[Dataset entries]
.....
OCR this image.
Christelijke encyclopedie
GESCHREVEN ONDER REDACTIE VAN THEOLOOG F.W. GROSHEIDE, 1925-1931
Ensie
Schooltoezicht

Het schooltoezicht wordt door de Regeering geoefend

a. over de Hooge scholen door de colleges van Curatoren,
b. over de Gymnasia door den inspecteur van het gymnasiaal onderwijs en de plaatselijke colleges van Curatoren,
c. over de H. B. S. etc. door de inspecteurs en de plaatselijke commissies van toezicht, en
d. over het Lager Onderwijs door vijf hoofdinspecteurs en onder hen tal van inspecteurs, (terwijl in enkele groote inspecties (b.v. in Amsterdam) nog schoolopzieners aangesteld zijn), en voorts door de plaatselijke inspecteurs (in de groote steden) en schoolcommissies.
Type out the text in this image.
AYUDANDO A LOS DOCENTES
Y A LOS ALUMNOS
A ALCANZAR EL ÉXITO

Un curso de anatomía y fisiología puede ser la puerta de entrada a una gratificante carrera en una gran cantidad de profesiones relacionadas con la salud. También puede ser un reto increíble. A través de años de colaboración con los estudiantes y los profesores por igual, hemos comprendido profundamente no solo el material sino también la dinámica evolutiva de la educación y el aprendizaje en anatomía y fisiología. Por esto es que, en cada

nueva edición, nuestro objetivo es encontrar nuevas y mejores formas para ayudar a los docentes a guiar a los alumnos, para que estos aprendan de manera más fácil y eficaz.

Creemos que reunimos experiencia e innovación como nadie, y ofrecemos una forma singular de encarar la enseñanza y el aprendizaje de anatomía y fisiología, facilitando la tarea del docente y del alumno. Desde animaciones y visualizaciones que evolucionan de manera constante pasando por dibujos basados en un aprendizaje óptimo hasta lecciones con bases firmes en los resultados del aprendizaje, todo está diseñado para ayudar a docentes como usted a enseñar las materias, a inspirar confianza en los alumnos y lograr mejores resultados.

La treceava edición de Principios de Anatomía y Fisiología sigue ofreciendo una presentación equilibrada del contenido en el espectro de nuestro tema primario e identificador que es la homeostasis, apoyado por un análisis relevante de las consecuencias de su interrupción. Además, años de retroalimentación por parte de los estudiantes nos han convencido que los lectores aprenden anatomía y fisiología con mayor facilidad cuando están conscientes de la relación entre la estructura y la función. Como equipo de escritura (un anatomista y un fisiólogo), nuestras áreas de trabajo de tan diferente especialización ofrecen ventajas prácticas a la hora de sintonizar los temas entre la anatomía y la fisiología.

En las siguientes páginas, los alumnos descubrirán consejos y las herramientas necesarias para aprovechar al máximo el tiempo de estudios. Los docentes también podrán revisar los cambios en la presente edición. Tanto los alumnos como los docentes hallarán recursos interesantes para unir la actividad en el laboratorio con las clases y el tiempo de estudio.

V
.....
THE EXERCISE: Show the lines where the word "this" appears in the entries.

SOLUTION TO THE EXERCISE:
OCR this image.
Type out the text in this image.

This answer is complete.